Input material —
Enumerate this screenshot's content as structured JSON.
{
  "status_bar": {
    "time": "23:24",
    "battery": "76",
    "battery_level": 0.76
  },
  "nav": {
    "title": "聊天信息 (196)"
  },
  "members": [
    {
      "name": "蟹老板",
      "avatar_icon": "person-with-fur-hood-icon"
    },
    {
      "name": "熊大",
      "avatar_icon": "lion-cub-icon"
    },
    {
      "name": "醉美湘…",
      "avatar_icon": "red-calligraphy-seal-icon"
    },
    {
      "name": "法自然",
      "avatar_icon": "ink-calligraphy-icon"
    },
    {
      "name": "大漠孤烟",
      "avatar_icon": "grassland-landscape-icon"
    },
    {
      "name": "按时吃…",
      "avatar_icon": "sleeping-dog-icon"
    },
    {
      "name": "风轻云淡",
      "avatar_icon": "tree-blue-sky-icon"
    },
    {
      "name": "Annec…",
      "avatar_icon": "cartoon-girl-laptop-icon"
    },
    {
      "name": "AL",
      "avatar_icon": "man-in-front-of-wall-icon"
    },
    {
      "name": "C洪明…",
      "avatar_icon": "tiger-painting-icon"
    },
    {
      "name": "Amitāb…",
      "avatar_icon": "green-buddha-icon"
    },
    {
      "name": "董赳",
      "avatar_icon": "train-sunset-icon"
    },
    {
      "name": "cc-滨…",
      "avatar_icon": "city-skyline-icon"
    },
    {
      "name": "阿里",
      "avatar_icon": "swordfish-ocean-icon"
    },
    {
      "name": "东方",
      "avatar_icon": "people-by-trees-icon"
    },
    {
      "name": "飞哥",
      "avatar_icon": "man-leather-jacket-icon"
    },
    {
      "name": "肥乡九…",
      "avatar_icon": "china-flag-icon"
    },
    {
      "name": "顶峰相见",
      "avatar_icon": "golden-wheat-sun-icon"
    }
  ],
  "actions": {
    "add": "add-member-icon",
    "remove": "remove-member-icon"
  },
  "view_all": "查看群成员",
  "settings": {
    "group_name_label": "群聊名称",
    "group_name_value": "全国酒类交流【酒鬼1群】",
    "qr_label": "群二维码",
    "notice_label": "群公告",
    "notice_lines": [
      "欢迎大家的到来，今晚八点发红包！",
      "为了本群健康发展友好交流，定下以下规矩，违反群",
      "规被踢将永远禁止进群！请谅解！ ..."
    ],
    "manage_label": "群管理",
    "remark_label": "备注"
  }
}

To do —
Check each line of the data above for the word "calligraphy" and say how many lines have it. Give the number alone.

Written solution —
2